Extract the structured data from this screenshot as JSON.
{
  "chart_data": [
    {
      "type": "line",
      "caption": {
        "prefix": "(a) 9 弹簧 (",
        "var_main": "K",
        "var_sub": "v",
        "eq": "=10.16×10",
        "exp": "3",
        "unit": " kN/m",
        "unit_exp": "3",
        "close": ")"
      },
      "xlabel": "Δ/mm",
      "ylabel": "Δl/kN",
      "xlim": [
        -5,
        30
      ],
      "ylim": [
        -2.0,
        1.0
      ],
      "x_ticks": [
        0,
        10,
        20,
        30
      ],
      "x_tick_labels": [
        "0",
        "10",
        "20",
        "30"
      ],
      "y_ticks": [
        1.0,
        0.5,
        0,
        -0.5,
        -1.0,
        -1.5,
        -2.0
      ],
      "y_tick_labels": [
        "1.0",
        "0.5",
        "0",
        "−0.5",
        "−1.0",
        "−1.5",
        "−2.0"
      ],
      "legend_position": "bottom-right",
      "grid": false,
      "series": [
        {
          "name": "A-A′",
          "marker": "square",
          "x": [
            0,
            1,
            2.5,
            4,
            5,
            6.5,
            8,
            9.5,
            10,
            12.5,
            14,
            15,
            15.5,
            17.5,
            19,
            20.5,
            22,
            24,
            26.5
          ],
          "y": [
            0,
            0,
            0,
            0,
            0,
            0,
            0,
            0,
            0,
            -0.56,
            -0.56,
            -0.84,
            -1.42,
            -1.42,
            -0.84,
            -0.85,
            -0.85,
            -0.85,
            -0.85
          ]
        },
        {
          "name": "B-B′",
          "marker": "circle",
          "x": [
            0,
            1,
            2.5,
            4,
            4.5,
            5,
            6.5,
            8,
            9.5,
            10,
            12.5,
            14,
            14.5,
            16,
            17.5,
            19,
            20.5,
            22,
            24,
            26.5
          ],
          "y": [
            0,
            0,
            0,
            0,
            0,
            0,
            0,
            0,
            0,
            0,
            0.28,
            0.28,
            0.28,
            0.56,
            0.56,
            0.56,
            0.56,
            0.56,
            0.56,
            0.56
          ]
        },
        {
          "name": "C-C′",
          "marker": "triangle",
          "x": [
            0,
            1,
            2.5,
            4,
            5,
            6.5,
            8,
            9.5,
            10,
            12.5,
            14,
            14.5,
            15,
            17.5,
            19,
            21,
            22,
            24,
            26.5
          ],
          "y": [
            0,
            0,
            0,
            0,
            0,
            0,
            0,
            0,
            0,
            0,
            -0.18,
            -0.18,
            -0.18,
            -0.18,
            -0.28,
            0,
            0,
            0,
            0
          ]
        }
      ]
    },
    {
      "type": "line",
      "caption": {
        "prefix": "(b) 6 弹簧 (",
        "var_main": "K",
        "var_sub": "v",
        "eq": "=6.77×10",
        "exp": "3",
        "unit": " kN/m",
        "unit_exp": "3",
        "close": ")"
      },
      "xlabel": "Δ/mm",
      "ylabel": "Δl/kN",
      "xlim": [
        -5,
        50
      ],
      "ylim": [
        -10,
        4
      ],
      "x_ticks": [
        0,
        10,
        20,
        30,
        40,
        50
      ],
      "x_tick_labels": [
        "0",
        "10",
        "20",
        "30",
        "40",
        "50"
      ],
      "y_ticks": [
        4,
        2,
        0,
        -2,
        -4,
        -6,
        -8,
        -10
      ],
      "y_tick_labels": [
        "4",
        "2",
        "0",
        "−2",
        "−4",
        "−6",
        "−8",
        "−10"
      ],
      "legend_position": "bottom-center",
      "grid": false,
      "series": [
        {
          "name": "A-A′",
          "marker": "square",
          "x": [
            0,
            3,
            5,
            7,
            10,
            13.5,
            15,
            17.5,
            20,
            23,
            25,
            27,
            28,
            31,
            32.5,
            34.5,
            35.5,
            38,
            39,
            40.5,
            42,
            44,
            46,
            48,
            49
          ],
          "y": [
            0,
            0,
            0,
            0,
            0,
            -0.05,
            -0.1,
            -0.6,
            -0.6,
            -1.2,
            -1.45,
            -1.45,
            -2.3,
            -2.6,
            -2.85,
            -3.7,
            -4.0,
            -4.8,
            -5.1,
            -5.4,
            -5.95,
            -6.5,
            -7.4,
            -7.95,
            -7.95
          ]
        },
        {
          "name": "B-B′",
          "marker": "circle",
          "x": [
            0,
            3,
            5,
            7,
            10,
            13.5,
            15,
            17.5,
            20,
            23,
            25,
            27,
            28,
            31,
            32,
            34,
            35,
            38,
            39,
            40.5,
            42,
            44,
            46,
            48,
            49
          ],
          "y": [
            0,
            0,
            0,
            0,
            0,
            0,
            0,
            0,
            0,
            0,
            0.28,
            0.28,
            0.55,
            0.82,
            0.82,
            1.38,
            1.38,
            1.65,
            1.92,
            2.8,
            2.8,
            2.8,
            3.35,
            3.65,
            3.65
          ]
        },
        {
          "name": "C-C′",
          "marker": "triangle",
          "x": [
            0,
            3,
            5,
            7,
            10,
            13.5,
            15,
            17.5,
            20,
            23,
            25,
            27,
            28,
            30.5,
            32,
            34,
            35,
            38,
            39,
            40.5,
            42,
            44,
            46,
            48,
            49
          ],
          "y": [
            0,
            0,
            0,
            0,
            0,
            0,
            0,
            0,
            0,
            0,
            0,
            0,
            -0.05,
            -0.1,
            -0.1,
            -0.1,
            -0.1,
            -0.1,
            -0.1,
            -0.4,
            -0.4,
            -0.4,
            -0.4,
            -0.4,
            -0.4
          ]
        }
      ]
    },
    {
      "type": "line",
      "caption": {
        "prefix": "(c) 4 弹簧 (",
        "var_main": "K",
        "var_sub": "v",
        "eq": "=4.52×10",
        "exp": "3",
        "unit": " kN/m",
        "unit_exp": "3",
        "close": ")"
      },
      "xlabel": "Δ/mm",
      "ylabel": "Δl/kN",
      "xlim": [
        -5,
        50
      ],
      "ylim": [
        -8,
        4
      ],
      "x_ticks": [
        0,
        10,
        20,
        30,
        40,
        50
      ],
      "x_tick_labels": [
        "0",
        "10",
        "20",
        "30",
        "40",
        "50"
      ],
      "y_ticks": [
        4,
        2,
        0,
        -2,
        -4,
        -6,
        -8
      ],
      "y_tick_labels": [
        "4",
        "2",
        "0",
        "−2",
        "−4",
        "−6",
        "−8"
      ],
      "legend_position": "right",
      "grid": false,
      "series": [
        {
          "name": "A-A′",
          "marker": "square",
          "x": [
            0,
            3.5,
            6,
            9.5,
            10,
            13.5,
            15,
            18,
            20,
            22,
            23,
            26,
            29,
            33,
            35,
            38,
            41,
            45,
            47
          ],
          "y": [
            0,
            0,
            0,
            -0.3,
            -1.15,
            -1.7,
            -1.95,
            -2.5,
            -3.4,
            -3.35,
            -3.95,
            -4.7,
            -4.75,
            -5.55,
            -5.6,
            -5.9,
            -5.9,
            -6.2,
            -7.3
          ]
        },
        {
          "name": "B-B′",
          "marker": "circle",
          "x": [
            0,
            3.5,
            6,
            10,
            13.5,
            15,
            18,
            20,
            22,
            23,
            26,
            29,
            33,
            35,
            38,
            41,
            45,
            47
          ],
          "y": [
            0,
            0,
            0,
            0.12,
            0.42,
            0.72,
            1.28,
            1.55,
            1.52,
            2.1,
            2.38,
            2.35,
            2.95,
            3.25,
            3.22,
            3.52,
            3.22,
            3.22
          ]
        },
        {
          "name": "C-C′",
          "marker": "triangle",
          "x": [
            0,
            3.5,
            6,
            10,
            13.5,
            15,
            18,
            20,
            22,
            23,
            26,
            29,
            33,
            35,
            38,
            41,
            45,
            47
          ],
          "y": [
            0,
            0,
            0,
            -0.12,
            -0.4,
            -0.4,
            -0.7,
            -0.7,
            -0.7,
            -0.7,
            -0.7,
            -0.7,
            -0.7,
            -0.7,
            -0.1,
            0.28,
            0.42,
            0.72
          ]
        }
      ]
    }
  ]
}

• **Directive**:
Check each line of the data above for the word "prefix" and say how many lines contain it, giving nothing besides the number.

• **Answer**:
3